### Given exercise:
For the data below, work out how many lines include the string "level" and report only the number.

### Items:
• • • • •
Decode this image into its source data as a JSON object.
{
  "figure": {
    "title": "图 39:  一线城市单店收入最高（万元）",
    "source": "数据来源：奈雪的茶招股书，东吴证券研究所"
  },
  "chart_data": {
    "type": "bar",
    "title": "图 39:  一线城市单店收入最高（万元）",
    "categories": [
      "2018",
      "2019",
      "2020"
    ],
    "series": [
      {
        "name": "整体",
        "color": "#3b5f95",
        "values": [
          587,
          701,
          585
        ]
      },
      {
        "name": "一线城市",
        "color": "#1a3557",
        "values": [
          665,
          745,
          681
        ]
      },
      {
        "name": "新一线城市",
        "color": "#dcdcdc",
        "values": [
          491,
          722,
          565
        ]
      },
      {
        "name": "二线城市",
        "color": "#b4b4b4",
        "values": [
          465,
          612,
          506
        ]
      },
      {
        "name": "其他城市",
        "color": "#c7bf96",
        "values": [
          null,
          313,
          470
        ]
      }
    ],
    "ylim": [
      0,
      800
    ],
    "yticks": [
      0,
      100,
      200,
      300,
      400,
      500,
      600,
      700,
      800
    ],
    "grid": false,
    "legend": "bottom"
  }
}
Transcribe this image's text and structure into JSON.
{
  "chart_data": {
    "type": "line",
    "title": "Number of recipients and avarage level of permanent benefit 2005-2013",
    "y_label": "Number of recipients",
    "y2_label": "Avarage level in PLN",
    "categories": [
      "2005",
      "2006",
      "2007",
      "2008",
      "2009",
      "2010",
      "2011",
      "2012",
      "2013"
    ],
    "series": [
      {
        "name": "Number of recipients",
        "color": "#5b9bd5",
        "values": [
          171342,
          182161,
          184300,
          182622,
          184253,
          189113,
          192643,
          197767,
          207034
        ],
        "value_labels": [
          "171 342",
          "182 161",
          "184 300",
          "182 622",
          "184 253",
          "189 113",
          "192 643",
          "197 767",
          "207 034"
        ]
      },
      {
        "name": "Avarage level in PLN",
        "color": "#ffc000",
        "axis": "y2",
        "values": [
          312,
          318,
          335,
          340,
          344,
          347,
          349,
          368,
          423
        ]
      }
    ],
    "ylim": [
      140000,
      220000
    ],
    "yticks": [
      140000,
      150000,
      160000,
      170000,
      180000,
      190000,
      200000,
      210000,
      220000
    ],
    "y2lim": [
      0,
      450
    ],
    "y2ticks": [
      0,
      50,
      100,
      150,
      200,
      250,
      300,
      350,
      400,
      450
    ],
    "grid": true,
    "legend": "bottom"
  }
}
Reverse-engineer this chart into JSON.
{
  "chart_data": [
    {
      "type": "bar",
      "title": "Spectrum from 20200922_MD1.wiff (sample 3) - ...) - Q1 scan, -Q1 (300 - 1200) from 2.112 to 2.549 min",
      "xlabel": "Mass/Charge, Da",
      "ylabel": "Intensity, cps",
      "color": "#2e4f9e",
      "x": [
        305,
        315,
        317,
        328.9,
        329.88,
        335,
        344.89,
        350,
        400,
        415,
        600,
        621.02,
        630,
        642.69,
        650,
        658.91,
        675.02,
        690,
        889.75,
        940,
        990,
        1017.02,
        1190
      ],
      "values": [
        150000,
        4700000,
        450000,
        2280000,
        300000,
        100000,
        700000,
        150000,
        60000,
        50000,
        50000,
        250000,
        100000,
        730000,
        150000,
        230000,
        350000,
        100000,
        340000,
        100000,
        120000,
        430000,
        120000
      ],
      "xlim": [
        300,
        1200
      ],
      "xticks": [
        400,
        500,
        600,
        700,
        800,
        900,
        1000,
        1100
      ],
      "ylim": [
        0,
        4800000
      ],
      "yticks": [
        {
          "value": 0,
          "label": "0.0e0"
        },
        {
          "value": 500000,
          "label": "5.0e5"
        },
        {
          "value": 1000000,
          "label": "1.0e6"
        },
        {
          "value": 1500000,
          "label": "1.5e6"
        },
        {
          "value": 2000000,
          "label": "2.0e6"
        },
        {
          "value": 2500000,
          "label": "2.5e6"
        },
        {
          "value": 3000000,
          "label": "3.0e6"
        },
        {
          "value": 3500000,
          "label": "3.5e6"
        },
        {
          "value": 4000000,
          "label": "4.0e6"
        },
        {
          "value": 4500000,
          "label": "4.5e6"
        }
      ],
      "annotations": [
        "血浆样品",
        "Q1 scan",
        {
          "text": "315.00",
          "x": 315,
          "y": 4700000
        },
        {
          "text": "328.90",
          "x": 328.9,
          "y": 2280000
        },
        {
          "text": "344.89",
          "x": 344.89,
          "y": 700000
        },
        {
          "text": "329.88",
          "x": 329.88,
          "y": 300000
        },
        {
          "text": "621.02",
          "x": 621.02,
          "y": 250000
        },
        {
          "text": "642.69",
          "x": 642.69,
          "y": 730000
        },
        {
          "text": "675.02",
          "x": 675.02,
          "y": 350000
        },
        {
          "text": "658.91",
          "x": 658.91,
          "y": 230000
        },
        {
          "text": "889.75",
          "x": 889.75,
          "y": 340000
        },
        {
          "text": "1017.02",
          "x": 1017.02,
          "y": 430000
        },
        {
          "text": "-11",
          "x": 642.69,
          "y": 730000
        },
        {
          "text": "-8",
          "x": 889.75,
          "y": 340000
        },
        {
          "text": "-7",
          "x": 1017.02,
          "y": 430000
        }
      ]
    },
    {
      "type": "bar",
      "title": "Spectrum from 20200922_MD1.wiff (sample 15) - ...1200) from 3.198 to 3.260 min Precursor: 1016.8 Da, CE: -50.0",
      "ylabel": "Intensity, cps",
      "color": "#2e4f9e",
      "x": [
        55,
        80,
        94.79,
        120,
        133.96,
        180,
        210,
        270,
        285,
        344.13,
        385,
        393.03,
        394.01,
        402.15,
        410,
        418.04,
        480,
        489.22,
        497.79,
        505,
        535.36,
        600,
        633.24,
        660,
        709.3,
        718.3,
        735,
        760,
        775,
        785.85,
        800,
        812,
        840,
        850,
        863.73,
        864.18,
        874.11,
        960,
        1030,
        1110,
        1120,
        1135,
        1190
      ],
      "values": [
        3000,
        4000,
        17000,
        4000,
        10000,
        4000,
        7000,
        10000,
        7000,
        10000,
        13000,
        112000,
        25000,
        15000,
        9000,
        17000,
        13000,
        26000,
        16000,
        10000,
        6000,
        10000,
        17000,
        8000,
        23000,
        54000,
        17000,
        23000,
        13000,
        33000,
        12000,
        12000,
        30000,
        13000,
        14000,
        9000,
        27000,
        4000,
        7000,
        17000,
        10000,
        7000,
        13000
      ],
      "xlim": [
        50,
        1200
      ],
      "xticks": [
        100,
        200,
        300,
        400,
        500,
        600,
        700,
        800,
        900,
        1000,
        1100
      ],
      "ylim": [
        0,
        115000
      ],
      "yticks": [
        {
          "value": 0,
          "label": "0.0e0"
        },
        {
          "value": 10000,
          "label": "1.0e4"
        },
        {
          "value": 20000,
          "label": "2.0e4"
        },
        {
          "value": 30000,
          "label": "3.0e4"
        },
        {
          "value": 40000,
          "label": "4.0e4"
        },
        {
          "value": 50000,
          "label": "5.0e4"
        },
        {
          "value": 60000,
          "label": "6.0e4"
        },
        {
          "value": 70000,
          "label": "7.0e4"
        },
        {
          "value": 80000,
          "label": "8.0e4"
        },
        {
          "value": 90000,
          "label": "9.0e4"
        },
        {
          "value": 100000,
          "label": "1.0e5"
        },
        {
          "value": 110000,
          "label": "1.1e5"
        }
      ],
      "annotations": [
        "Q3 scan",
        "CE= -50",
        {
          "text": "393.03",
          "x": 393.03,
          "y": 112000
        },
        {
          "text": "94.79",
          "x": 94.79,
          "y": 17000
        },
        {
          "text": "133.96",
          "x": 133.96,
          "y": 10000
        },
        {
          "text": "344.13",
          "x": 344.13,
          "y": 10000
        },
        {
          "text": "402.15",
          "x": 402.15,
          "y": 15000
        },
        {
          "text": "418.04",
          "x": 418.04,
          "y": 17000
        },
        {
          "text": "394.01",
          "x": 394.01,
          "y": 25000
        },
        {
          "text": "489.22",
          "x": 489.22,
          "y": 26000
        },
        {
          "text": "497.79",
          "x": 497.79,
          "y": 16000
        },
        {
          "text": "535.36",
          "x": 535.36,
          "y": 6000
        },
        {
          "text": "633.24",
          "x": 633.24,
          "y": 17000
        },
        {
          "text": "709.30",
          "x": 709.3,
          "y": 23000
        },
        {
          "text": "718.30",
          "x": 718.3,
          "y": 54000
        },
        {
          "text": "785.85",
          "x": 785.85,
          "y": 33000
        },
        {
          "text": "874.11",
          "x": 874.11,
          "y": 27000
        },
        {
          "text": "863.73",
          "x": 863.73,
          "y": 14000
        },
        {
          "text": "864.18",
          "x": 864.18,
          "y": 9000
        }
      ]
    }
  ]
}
• • • • •
### Result of this task:
3